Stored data

════════

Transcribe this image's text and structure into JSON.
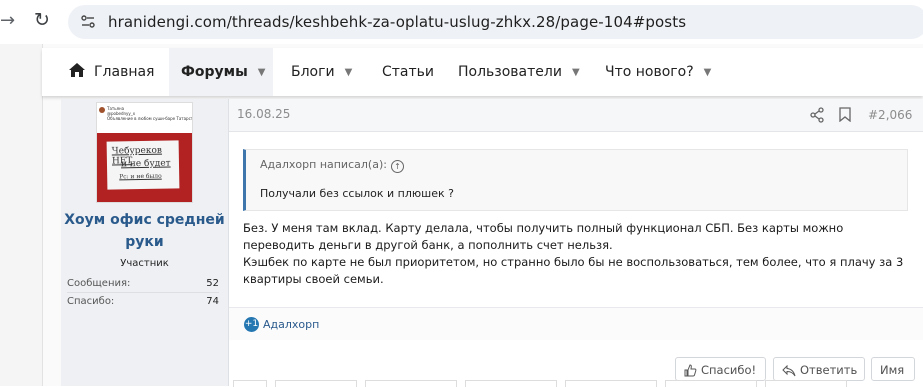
{
  "browser": {
    "url": "hranidengi.com/threads/keshbehk-za-oplatu-uslug-zhkx.28/page-104#posts"
  },
  "nav": {
    "home": "Главная",
    "forums": "Форумы",
    "blogs": "Блоги",
    "articles": "Статьи",
    "users": "Пользователи",
    "whats_new": "Что нового?"
  },
  "user": {
    "avatar_heading": "Татьяна\n@pobednyy_x\nОбъявление в любом суши-баре Татарстана",
    "avatar_sign_line1": "Чебуреков НЕТ",
    "avatar_sign_line2": "и не будет",
    "avatar_sign_line3": "Pc: и не было",
    "name_line1": "Хоум офис средней",
    "name_line2": "руки",
    "title": "Участник",
    "stats": [
      {
        "label": "Сообщения:",
        "value": "52"
      },
      {
        "label": "Спасибо:",
        "value": "74"
      }
    ]
  },
  "post": {
    "date": "16.08.25",
    "number": "#2,066",
    "quote_author": "Адалхорп написал(а):",
    "quote_text": "Получали без ссылок и плюшек ?",
    "body_lines": [
      "Без. У меня там вклад. Карту делала, чтобы получить полный функционал СБП. Без карты можно",
      "переводить деньги в другой банк, а пополнить счет нельзя.",
      "Кэшбек по карте не был приоритетом, но странно было бы не воспользоваться, тем более, что я плачу за 3",
      "квартиры своей семьи."
    ],
    "reaction_count_badge": "+1",
    "reaction_user": "Адалхорп",
    "buttons": {
      "like": "Спасибо!",
      "reply": "Ответить",
      "name": "Имя"
    }
  },
  "colors": {
    "link": "#2a5a8c",
    "quote_border": "#3f76ab",
    "reaction_badge": "#2577b1"
  }
}
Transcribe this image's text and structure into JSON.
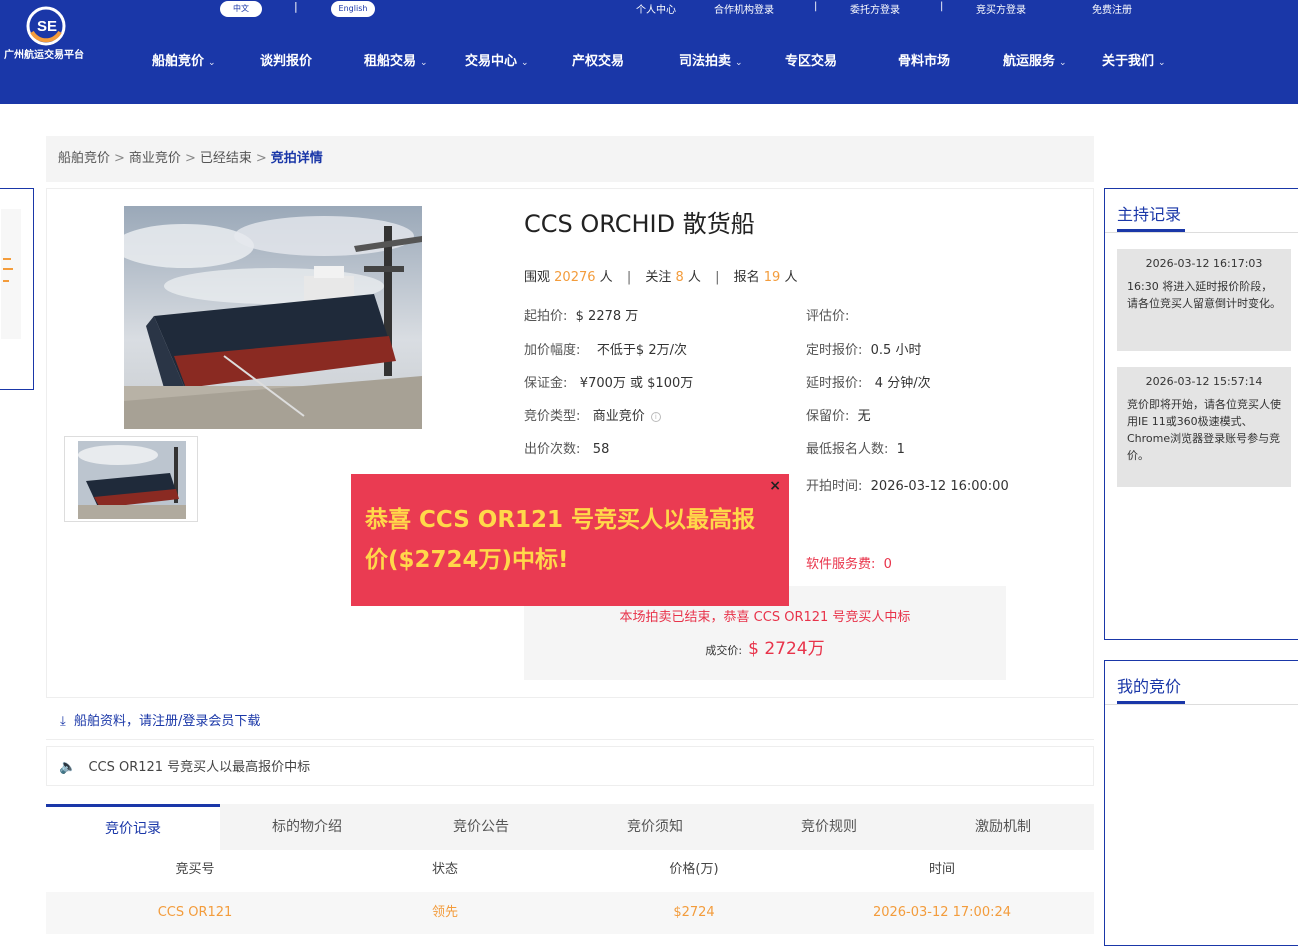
{
  "header": {
    "logo_text": "广州航运交易平台",
    "lang_cn": "中文",
    "lang_sep": "|",
    "lang_en": "English",
    "top_links": [
      "个人中心",
      "合作机构登录",
      "|",
      "委托方登录",
      "|",
      "竞买方登录",
      "免费注册"
    ],
    "nav": [
      {
        "label": "船舶竞价",
        "chevron": "⌄"
      },
      {
        "label": "谈判报价",
        "chevron": ""
      },
      {
        "label": "租船交易",
        "chevron": "⌄"
      },
      {
        "label": "交易中心",
        "chevron": "⌄"
      },
      {
        "label": "产权交易",
        "chevron": ""
      },
      {
        "label": "司法拍卖",
        "chevron": "⌄"
      },
      {
        "label": "专区交易",
        "chevron": ""
      },
      {
        "label": "骨料市场",
        "chevron": ""
      },
      {
        "label": "航运服务",
        "chevron": "⌄"
      },
      {
        "label": "关于我们",
        "chevron": "⌄"
      }
    ]
  },
  "breadcrumb": [
    "船舶竞价",
    "商业竞价",
    "已经结束",
    "竞拍详情"
  ],
  "breadcrumb_sep": ">",
  "ship": {
    "title": "CCS ORCHID 散货船",
    "stats": {
      "views_label": "围观",
      "views": "20276",
      "views_unit": "人",
      "follow_label": "关注",
      "follow": "8",
      "follow_unit": "人",
      "signup_label": "报名",
      "signup": "19",
      "signup_unit": "人",
      "sep": "|"
    },
    "fields": {
      "start_price": {
        "label": "起拍价:",
        "value": "$ 2278 万"
      },
      "increment": {
        "label": "加价幅度:",
        "value": "不低于$ 2万/次"
      },
      "deposit": {
        "label": "保证金:",
        "value": "¥700万 或 $100万"
      },
      "type": {
        "label": "竞价类型:",
        "value": "商业竞价"
      },
      "bids": {
        "label": "出价次数:",
        "value": "58"
      },
      "eval": {
        "label": "评估价:",
        "value": ""
      },
      "timed": {
        "label": "定时报价:",
        "value": "0.5 小时"
      },
      "delay": {
        "label": "延时报价:",
        "value": "4 分钟/次"
      },
      "reserve": {
        "label": "保留价:",
        "value": "无"
      },
      "min_signup": {
        "label": "最低报名人数:",
        "value": "1"
      },
      "start_time": {
        "label": "开拍时间:",
        "value": "2026-03-12 16:00:00"
      }
    },
    "info_icon": "i",
    "fee": {
      "label": "软件服务费:",
      "value": "0"
    }
  },
  "popup": {
    "message": "恭喜 CCS OR121 号竞买人以最高报价($2724万)中标!",
    "close": "×"
  },
  "result": {
    "message": "本场拍卖已结束，恭喜 CCS OR121 号竞买人中标",
    "price_label": "成交价:",
    "price": "$ 2724万"
  },
  "download": {
    "icon": "⤓",
    "text": "船舶资料，请注册/登录会员下载"
  },
  "notice": {
    "icon": "🔈",
    "text": "CCS OR121 号竞买人以最高报价中标"
  },
  "tabs": [
    "竞价记录",
    "标的物介绍",
    "竞价公告",
    "竞价须知",
    "竞价规则",
    "激励机制"
  ],
  "table": {
    "headers": [
      "竞买号",
      "状态",
      "价格(万)",
      "时间"
    ],
    "rows": [
      [
        "CCS OR121",
        "领先",
        "$2724",
        "2026-03-12 17:00:24"
      ]
    ]
  },
  "host_record": {
    "title": "主持记录",
    "messages": [
      {
        "time": "2026-03-12 16:17:03",
        "text": "16:30 将进入延时报价阶段，请各位竞买人留意倒计时变化。"
      },
      {
        "time": "2026-03-12 15:57:14",
        "text": "竞价即将开始，请各位竞买人使用IE 11或360极速模式、Chrome浏览器登录账号参与竞价。"
      }
    ]
  },
  "my_bid": {
    "title": "我的竞价"
  },
  "colors": {
    "brand": "#1a37a8",
    "accent_orange": "#f39c3c",
    "alert_red": "#ea3b52",
    "popup_text": "#ffd84a"
  }
}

════════

> Stated goal:
Above are records to transcribe exactly; leave their pictures out.

> Exercise response:
Transcribe this image's text and structure into JSON.
{
  "browser": {
    "url": "hranidengi.com/threads/keshbehk-za-oplatu-uslug-zhkx.28/page-104#posts"
  },
  "nav": {
    "home": "Главная",
    "forums": "Форумы",
    "blogs": "Блоги",
    "articles": "Статьи",
    "users": "Пользователи",
    "whats_new": "Что нового?"
  },
  "user": {
    "avatar_heading": "Татьяна\n@pobednyy_x\nОбъявление в любом суши-баре Татарстана",
    "avatar_sign_line1": "Чебуреков НЕТ",
    "avatar_sign_line2": "и не будет",
    "avatar_sign_line3": "Pc: и не было",
    "name_line1": "Хоум офис средней",
    "name_line2": "руки",
    "title": "Участник",
    "stats": [
      {
        "label": "Сообщения:",
        "value": "52"
      },
      {
        "label": "Спасибо:",
        "value": "74"
      }
    ]
  },
  "post": {
    "date": "16.08.25",
    "number": "#2,066",
    "quote_author": "Адалхорп написал(а):",
    "quote_text": "Получали без ссылок и плюшек ?",
    "body_lines": [
      "Без. У меня там вклад. Карту делала, чтобы получить полный функционал СБП. Без карты можно",
      "переводить деньги в другой банк, а пополнить счет нельзя.",
      "Кэшбек по карте не был приоритетом, но странно было бы не воспользоваться, тем более, что я плачу за 3",
      "квартиры своей семьи."
    ],
    "reaction_count_badge": "+1",
    "reaction_user": "Адалхорп",
    "buttons": {
      "like": "Спасибо!",
      "reply": "Ответить",
      "name": "Имя"
    }
  },
  "colors": {
    "link": "#2a5a8c",
    "quote_border": "#3f76ab",
    "reaction_badge": "#2577b1"
  }
}
Transcribe this image's text and structure into JSON.
{
  "header": {
    "logo_text": "广州航运交易平台",
    "lang_cn": "中文",
    "lang_sep": "|",
    "lang_en": "English",
    "top_links": [
      "个人中心",
      "合作机构登录",
      "|",
      "委托方登录",
      "|",
      "竞买方登录",
      "免费注册"
    ],
    "nav": [
      {
        "label": "船舶竞价",
        "chevron": "⌄"
      },
      {
        "label": "谈判报价",
        "chevron": ""
      },
      {
        "label": "租船交易",
        "chevron": "⌄"
      },
      {
        "label": "交易中心",
        "chevron": "⌄"
      },
      {
        "label": "产权交易",
        "chevron": ""
      },
      {
        "label": "司法拍卖",
        "chevron": "⌄"
      },
      {
        "label": "专区交易",
        "chevron": ""
      },
      {
        "label": "骨料市场",
        "chevron": ""
      },
      {
        "label": "航运服务",
        "chevron": "⌄"
      },
      {
        "label": "关于我们",
        "chevron": "⌄"
      }
    ]
  },
  "breadcrumb": [
    "船舶竞价",
    "商业竞价",
    "已经结束",
    "竞拍详情"
  ],
  "breadcrumb_sep": ">",
  "ship": {
    "title": "CCS ORCHID 散货船",
    "stats": {
      "views_label": "围观",
      "views": "20276",
      "views_unit": "人",
      "follow_label": "关注",
      "follow": "8",
      "follow_unit": "人",
      "signup_label": "报名",
      "signup": "19",
      "signup_unit": "人",
      "sep": "|"
    },
    "fields": {
      "start_price": {
        "label": "起拍价:",
        "value": "$ 2278 万"
      },
      "increment": {
        "label": "加价幅度:",
        "value": "不低于$ 2万/次"
      },
      "deposit": {
        "label": "保证金:",
        "value": "¥700万 或 $100万"
      },
      "type": {
        "label": "竞价类型:",
        "value": "商业竞价"
      },
      "bids": {
        "label": "出价次数:",
        "value": "58"
      },
      "eval": {
        "label": "评估价:",
        "value": ""
      },
      "timed": {
        "label": "定时报价:",
        "value": "0.5 小时"
      },
      "delay": {
        "label": "延时报价:",
        "value": "4 分钟/次"
      },
      "reserve": {
        "label": "保留价:",
        "value": "无"
      },
      "min_signup": {
        "label": "最低报名人数:",
        "value": "1"
      },
      "start_time": {
        "label": "开拍时间:",
        "value": "2026-03-12 16:00:00"
      }
    },
    "info_icon": "i",
    "fee": {
      "label": "软件服务费:",
      "value": "0"
    }
  },
  "popup": {
    "message": "恭喜 CCS OR121 号竞买人以最高报价($2724万)中标!",
    "close": "×"
  },
  "result": {
    "message": "本场拍卖已结束，恭喜 CCS OR121 号竞买人中标",
    "price_label": "成交价:",
    "price": "$ 2724万"
  },
  "download": {
    "icon": "⤓",
    "text": "船舶资料，请注册/登录会员下载"
  },
  "notice": {
    "icon": "🔈",
    "text": "CCS OR121 号竞买人以最高报价中标"
  },
  "tabs": [
    "竞价记录",
    "标的物介绍",
    "竞价公告",
    "竞价须知",
    "竞价规则",
    "激励机制"
  ],
  "table": {
    "headers": [
      "竞买号",
      "状态",
      "价格(万)",
      "时间"
    ],
    "rows": [
      [
        "CCS OR121",
        "领先",
        "$2724",
        "2026-03-12 17:00:24"
      ]
    ]
  },
  "host_record": {
    "title": "主持记录",
    "messages": [
      {
        "time": "2026-03-12 16:17:03",
        "text": "16:30 将进入延时报价阶段，请各位竞买人留意倒计时变化。"
      },
      {
        "time": "2026-03-12 15:57:14",
        "text": "竞价即将开始，请各位竞买人使用IE 11或360极速模式、Chrome浏览器登录账号参与竞价。"
      }
    ]
  },
  "my_bid": {
    "title": "我的竞价"
  },
  "colors": {
    "brand": "#1a37a8",
    "accent_orange": "#f39c3c",
    "alert_red": "#ea3b52",
    "popup_text": "#ffd84a"
  }
}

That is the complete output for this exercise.